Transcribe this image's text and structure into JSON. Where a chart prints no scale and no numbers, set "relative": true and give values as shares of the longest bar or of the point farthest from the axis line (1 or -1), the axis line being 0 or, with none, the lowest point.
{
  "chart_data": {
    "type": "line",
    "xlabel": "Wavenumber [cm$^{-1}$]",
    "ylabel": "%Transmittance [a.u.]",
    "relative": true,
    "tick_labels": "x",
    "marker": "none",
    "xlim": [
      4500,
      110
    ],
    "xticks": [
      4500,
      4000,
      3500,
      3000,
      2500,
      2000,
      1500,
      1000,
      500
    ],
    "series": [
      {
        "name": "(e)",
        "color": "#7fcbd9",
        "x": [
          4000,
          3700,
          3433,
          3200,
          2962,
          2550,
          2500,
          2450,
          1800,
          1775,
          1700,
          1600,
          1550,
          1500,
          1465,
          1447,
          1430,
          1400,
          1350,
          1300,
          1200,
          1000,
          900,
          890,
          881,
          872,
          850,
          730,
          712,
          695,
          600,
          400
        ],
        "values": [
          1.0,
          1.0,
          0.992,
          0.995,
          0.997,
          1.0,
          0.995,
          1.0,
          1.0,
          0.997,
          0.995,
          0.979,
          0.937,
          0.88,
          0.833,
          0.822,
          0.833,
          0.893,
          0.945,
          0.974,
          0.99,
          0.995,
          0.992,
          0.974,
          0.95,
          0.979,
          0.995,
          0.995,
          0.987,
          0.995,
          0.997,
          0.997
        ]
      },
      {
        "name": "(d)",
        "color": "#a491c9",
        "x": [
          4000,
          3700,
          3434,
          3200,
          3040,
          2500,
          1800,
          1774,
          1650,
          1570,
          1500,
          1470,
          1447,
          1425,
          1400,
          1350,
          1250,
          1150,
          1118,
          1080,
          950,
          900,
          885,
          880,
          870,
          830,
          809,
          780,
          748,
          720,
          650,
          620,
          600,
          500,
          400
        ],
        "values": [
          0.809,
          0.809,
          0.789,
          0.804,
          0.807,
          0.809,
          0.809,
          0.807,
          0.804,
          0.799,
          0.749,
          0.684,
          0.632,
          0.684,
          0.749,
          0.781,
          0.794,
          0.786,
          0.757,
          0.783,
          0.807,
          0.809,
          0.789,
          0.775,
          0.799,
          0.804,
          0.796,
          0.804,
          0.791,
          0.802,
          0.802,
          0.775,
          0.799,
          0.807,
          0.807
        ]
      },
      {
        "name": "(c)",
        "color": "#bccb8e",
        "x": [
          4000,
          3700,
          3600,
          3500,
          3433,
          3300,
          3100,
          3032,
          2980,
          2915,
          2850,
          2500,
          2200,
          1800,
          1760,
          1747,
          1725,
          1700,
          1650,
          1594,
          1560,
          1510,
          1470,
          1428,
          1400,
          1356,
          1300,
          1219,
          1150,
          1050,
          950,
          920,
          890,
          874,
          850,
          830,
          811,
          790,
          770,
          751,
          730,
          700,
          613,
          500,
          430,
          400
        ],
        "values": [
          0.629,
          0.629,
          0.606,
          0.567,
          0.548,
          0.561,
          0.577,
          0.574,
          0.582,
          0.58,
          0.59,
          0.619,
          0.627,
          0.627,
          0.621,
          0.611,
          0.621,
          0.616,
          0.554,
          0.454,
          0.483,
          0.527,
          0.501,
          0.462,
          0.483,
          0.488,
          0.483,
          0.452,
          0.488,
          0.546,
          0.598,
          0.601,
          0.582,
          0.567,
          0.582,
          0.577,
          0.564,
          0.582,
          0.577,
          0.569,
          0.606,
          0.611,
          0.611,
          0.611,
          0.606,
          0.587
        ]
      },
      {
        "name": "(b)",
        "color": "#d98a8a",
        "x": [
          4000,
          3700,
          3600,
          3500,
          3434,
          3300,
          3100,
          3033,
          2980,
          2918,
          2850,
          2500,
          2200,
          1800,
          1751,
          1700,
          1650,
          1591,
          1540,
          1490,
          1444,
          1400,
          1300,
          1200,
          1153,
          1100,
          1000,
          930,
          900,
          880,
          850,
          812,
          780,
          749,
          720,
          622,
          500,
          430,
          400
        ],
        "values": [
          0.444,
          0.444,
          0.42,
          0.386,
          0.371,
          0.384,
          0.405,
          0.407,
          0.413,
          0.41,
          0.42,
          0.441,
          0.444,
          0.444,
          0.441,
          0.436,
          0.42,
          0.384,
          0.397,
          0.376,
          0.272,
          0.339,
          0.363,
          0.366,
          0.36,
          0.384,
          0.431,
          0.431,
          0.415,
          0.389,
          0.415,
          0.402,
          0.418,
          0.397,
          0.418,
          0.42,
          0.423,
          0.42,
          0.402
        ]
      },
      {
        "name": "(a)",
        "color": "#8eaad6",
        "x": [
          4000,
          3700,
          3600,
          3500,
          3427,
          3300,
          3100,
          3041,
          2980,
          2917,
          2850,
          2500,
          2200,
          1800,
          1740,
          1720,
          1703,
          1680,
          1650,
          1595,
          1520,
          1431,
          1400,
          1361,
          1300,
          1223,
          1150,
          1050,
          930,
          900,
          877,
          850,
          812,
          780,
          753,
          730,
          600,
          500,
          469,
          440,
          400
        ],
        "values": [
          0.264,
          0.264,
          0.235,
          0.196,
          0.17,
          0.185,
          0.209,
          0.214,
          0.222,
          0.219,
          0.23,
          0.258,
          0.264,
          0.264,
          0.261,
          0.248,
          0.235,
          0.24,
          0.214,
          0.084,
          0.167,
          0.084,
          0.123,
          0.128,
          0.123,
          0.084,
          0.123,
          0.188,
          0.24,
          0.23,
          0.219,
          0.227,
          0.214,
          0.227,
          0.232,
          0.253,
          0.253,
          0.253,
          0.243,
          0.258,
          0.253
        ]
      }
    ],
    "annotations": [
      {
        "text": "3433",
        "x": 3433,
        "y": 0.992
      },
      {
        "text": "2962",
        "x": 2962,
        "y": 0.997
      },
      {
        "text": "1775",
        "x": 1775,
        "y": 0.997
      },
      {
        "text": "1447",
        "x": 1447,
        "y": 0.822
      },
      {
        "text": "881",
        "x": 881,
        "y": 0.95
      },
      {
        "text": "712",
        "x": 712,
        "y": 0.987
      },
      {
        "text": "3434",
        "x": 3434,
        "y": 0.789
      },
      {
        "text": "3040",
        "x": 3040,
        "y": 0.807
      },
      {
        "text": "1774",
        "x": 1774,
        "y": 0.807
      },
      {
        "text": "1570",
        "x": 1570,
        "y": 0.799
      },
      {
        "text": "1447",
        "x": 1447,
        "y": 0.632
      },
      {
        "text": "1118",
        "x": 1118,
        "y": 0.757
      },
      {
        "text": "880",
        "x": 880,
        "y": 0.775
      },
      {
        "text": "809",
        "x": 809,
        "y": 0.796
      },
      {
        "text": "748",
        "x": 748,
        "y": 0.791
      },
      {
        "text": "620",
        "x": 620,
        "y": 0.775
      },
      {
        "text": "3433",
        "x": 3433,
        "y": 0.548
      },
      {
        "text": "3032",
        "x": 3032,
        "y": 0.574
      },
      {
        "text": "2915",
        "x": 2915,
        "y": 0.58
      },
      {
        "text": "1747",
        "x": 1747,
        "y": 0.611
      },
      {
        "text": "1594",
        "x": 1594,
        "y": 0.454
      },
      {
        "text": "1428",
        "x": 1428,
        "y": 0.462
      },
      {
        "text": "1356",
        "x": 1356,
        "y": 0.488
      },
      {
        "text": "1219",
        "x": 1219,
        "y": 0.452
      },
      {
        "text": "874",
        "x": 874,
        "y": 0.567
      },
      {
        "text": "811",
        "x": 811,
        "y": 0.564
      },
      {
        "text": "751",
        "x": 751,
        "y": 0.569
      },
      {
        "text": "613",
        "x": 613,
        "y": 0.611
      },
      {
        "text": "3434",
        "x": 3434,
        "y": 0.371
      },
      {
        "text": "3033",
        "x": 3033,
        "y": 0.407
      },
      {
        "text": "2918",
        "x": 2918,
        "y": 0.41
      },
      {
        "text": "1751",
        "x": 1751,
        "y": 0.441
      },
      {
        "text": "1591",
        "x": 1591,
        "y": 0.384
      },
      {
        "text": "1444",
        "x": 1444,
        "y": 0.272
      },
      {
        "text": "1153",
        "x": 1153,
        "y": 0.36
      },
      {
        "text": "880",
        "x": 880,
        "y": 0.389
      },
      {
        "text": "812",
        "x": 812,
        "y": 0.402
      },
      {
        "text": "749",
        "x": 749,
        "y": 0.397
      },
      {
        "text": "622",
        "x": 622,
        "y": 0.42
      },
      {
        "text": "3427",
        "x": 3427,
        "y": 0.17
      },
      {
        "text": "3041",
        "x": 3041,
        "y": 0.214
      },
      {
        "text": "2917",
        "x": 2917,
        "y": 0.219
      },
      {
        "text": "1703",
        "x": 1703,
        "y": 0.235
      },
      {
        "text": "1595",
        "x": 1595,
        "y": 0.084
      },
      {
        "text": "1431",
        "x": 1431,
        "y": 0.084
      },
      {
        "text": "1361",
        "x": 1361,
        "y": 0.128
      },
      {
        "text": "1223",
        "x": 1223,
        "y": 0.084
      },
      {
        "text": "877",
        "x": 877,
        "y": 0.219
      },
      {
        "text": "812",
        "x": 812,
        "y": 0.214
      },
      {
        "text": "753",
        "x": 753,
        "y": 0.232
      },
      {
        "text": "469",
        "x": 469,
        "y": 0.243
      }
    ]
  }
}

====

**TASK DETAILS**
Read the data above and pull out each line that holds the string "true".

**WRITTEN ANSWER**
Transcribe this image's text and structure into JSON. Where a chart prints no scale and no numbers, set "relative": true and give values as shares of the longest bar or of the point farthest from the axis line (1 or -1), the axis line being 0 or, with none, the lowest point.
    "relative": true,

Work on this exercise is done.